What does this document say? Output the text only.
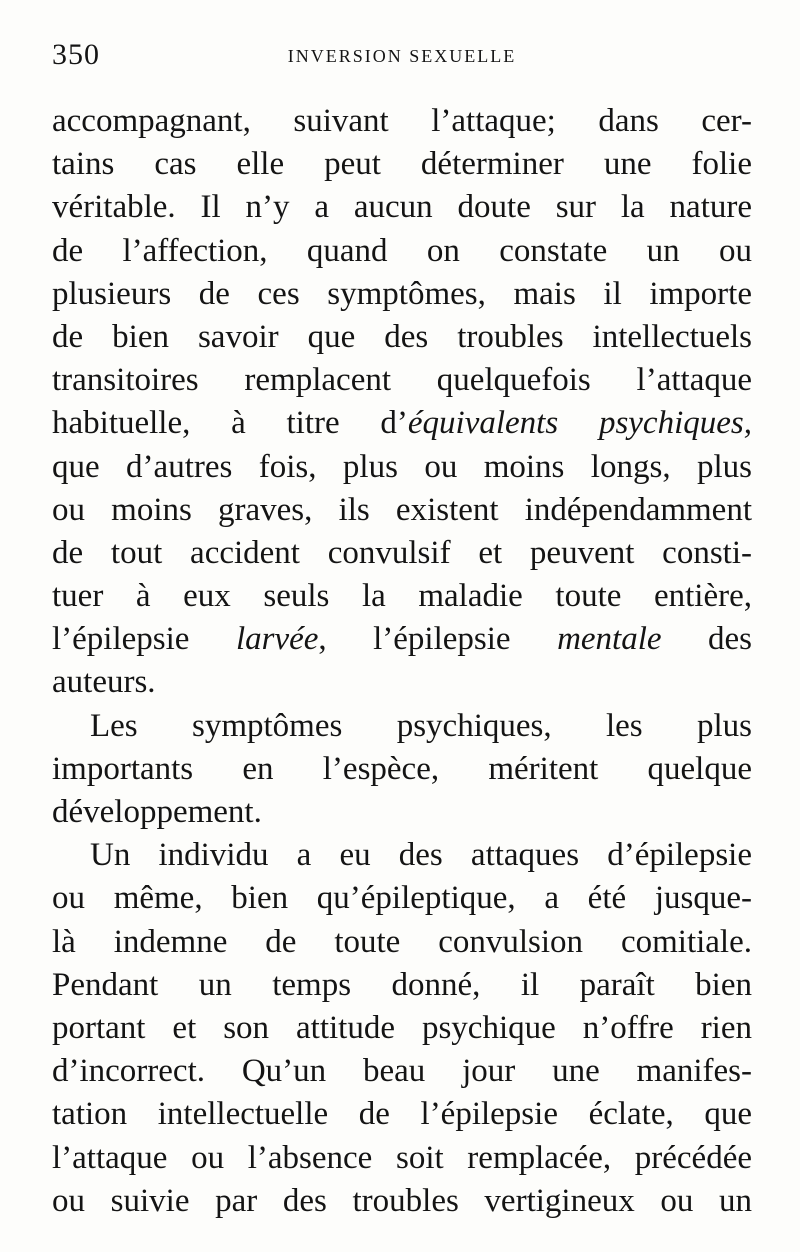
350	INVERSION SEXUELLE
accompagnant, suivant l’attaque; dans cer-
tains cas elle peut déterminer une folie
véritable. Il n’y a aucun doute sur la nature
de l’affection, quand on constate un ou
plusieurs de ces symptômes, mais il importe
de bien savoir que des troubles intellectuels
transitoires remplacent quelquefois l’attaque
habituelle, à titre d’équivalents psychiques,
que d’autres fois, plus ou moins longs, plus
ou moins graves, ils existent indépendamment
de tout accident convulsif et peuvent consti-
tuer à eux seuls la maladie toute entière,
l’épilepsie larvée, l’épilepsie mentale des
auteurs.
Les symptômes psychiques, les plus
importants en l’espèce, méritent quelque
développement.
Un individu a eu des attaques d’épilepsie
ou même, bien qu’épileptique, a été jusque-
là indemne de toute convulsion comitiale.
Pendant un temps donné, il paraît bien
portant et son attitude psychique n’offre rien
d’incorrect. Qu’un beau jour une manifes-
tation intellectuelle de l’épilepsie éclate, que
l’attaque ou l’absence soit remplacée, précédée
ou suivie par des troubles vertigineux ou un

• Exercise aim: Restate each line of the records exactly; pictures do not belong in the copy.

• Final answer:
What does this document say? Output the text only.
350	INVERSION SEXUELLE
accompagnant, suivant l’attaque; dans cer-
tains cas elle peut déterminer une folie
véritable. Il n’y a aucun doute sur la nature
de l’affection, quand on constate un ou
plusieurs de ces symptômes, mais il importe
de bien savoir que des troubles intellectuels
transitoires remplacent quelquefois l’attaque
habituelle, à titre d’équivalents psychiques,
que d’autres fois, plus ou moins longs, plus
ou moins graves, ils existent indépendamment
de tout accident convulsif et peuvent consti-
tuer à eux seuls la maladie toute entière,
l’épilepsie larvée, l’épilepsie mentale des
auteurs.
Les symptômes psychiques, les plus
importants en l’espèce, méritent quelque
développement.
Un individu a eu des attaques d’épilepsie
ou même, bien qu’épileptique, a été jusque-
là indemne de toute convulsion comitiale.
Pendant un temps donné, il paraît bien
portant et son attitude psychique n’offre rien
d’incorrect. Qu’un beau jour une manifes-
tation intellectuelle de l’épilepsie éclate, que
l’attaque ou l’absence soit remplacée, précédée
ou suivie par des troubles vertigineux ou un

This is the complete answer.